▶ Task input:
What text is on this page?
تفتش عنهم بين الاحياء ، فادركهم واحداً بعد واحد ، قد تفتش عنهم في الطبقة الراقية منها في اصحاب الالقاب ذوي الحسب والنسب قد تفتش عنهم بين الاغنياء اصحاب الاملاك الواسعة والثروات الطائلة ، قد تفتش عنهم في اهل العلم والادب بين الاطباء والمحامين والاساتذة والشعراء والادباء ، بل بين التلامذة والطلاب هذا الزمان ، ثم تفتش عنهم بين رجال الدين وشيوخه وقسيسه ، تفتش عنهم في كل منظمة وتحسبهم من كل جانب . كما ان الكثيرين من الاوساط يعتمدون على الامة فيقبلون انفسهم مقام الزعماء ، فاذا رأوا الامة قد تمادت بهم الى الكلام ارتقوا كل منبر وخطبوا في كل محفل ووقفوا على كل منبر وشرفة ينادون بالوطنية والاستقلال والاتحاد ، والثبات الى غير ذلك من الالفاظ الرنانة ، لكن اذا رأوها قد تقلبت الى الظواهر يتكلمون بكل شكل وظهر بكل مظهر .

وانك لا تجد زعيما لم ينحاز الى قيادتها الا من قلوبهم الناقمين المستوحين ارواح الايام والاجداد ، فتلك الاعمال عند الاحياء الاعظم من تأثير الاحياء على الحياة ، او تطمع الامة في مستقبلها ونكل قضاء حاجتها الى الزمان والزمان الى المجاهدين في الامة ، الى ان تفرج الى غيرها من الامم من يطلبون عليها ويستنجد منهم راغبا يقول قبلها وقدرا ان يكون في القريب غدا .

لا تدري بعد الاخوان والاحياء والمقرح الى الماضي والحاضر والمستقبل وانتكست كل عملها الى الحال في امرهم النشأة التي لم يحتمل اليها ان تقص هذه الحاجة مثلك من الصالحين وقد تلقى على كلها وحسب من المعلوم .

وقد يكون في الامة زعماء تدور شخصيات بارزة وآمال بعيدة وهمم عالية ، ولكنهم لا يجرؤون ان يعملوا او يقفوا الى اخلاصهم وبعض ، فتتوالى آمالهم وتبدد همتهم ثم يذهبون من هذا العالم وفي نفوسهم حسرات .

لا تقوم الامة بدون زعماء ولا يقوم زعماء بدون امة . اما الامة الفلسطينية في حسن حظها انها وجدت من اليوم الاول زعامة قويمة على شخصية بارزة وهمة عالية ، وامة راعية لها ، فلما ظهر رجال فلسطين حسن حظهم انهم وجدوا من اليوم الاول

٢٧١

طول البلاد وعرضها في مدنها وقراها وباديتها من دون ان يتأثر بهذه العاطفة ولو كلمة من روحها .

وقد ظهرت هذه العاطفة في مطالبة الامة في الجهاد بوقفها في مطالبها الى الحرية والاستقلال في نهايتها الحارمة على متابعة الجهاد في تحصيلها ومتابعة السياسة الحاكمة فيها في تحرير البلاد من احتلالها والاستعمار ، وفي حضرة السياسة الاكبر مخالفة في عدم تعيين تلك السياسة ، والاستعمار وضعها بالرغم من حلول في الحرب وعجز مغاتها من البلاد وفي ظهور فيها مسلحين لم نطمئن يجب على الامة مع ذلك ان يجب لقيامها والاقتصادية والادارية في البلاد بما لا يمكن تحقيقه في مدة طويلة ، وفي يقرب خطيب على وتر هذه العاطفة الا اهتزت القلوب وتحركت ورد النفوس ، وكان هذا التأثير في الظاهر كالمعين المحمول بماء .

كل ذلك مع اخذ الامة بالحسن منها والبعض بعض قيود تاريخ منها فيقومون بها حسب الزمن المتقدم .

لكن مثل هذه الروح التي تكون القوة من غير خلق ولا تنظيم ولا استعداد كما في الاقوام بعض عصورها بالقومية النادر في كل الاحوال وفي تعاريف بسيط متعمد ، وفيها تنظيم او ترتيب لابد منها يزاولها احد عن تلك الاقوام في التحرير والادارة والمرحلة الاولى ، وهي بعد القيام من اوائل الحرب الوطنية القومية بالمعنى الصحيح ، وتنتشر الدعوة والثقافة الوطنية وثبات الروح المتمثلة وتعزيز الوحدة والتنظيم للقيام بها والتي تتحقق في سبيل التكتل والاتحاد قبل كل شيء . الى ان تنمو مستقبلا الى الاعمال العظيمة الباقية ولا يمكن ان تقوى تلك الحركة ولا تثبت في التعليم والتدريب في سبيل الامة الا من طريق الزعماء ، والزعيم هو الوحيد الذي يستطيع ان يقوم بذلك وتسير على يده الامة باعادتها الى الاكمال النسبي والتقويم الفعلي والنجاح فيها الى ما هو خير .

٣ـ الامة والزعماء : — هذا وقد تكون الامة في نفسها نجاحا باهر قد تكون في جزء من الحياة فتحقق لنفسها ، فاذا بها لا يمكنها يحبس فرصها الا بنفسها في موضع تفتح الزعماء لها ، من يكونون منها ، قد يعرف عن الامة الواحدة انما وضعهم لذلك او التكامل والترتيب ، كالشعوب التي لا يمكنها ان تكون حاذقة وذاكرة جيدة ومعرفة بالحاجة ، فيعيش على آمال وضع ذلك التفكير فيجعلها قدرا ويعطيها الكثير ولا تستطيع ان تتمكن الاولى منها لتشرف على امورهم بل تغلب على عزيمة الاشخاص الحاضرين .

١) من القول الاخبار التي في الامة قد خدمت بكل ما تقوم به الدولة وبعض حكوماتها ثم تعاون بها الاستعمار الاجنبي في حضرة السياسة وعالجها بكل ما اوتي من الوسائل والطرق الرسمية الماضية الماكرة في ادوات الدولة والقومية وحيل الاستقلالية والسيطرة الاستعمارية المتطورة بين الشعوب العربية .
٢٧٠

▶ Your task:
Recopy the whole listing exactly.

▶ Problem solution:
What text is on this page?
تفتش عنهم بين الاحياء ، فادركهم واحداً بعد واحد ، قد تفتش عنهم في الطبقة الراقية منها في اصحاب الالقاب ذوي الحسب والنسب قد تفتش عنهم بين الاغنياء اصحاب الاملاك الواسعة والثروات الطائلة ، قد تفتش عنهم في اهل العلم والادب بين الاطباء والمحامين والاساتذة والشعراء والادباء ، بل بين التلامذة والطلاب هذا الزمان ، ثم تفتش عنهم بين رجال الدين وشيوخه وقسيسه ، تفتش عنهم في كل منظمة وتحسبهم من كل جانب . كما ان الكثيرين من الاوساط يعتمدون على الامة فيقبلون انفسهم مقام الزعماء ، فاذا رأوا الامة قد تمادت بهم الى الكلام ارتقوا كل منبر وخطبوا في كل محفل ووقفوا على كل منبر وشرفة ينادون بالوطنية والاستقلال والاتحاد ، والثبات الى غير ذلك من الالفاظ الرنانة ، لكن اذا رأوها قد تقلبت الى الظواهر يتكلمون بكل شكل وظهر بكل مظهر .

وانك لا تجد زعيما لم ينحاز الى قيادتها الا من قلوبهم الناقمين المستوحين ارواح الايام والاجداد ، فتلك الاعمال عند الاحياء الاعظم من تأثير الاحياء على الحياة ، او تطمع الامة في مستقبلها ونكل قضاء حاجتها الى الزمان والزمان الى المجاهدين في الامة ، الى ان تفرج الى غيرها من الامم من يطلبون عليها ويستنجد منهم راغبا يقول قبلها وقدرا ان يكون في القريب غدا .

لا تدري بعد الاخوان والاحياء والمقرح الى الماضي والحاضر والمستقبل وانتكست كل عملها الى الحال في امرهم النشأة التي لم يحتمل اليها ان تقص هذه الحاجة مثلك من الصالحين وقد تلقى على كلها وحسب من المعلوم .

وقد يكون في الامة زعماء تدور شخصيات بارزة وآمال بعيدة وهمم عالية ، ولكنهم لا يجرؤون ان يعملوا او يقفوا الى اخلاصهم وبعض ، فتتوالى آمالهم وتبدد همتهم ثم يذهبون من هذا العالم وفي نفوسهم حسرات .

لا تقوم الامة بدون زعماء ولا يقوم زعماء بدون امة . اما الامة الفلسطينية في حسن حظها انها وجدت من اليوم الاول زعامة قويمة على شخصية بارزة وهمة عالية ، وامة راعية لها ، فلما ظهر رجال فلسطين حسن حظهم انهم وجدوا من اليوم الاول

٢٧١

طول البلاد وعرضها في مدنها وقراها وباديتها من دون ان يتأثر بهذه العاطفة ولو كلمة من روحها .

وقد ظهرت هذه العاطفة في مطالبة الامة في الجهاد بوقفها في مطالبها الى الحرية والاستقلال في نهايتها الحارمة على متابعة الجهاد في تحصيلها ومتابعة السياسة الحاكمة فيها في تحرير البلاد من احتلالها والاستعمار ، وفي حضرة السياسة الاكبر مخالفة في عدم تعيين تلك السياسة ، والاستعمار وضعها بالرغم من حلول في الحرب وعجز مغاتها من البلاد وفي ظهور فيها مسلحين لم نطمئن يجب على الامة مع ذلك ان يجب لقيامها والاقتصادية والادارية في البلاد بما لا يمكن تحقيقه في مدة طويلة ، وفي يقرب خطيب على وتر هذه العاطفة الا اهتزت القلوب وتحركت ورد النفوس ، وكان هذا التأثير في الظاهر كالمعين المحمول بماء .

كل ذلك مع اخذ الامة بالحسن منها والبعض بعض قيود تاريخ منها فيقومون بها حسب الزمن المتقدم .

لكن مثل هذه الروح التي تكون القوة من غير خلق ولا تنظيم ولا استعداد كما في الاقوام بعض عصورها بالقومية النادر في كل الاحوال وفي تعاريف بسيط متعمد ، وفيها تنظيم او ترتيب لابد منها يزاولها احد عن تلك الاقوام في التحرير والادارة والمرحلة الاولى ، وهي بعد القيام من اوائل الحرب الوطنية القومية بالمعنى الصحيح ، وتنتشر الدعوة والثقافة الوطنية وثبات الروح المتمثلة وتعزيز الوحدة والتنظيم للقيام بها والتي تتحقق في سبيل التكتل والاتحاد قبل كل شيء . الى ان تنمو مستقبلا الى الاعمال العظيمة الباقية ولا يمكن ان تقوى تلك الحركة ولا تثبت في التعليم والتدريب في سبيل الامة الا من طريق الزعماء ، والزعيم هو الوحيد الذي يستطيع ان يقوم بذلك وتسير على يده الامة باعادتها الى الاكمال النسبي والتقويم الفعلي والنجاح فيها الى ما هو خير .

٣ـ الامة والزعماء : — هذا وقد تكون الامة في نفسها نجاحا باهر قد تكون في جزء من الحياة فتحقق لنفسها ، فاذا بها لا يمكنها يحبس فرصها الا بنفسها في موضع تفتح الزعماء لها ، من يكونون منها ، قد يعرف عن الامة الواحدة انما وضعهم لذلك او التكامل والترتيب ، كالشعوب التي لا يمكنها ان تكون حاذقة وذاكرة جيدة ومعرفة بالحاجة ، فيعيش على آمال وضع ذلك التفكير فيجعلها قدرا ويعطيها الكثير ولا تستطيع ان تتمكن الاولى منها لتشرف على امورهم بل تغلب على عزيمة الاشخاص الحاضرين .

١) من القول الاخبار التي في الامة قد خدمت بكل ما تقوم به الدولة وبعض حكوماتها ثم تعاون بها الاستعمار الاجنبي في حضرة السياسة وعالجها بكل ما اوتي من الوسائل والطرق الرسمية الماضية الماكرة في ادوات الدولة والقومية وحيل الاستقلالية والسيطرة الاستعمارية المتطورة بين الشعوب العربية .
٢٧٠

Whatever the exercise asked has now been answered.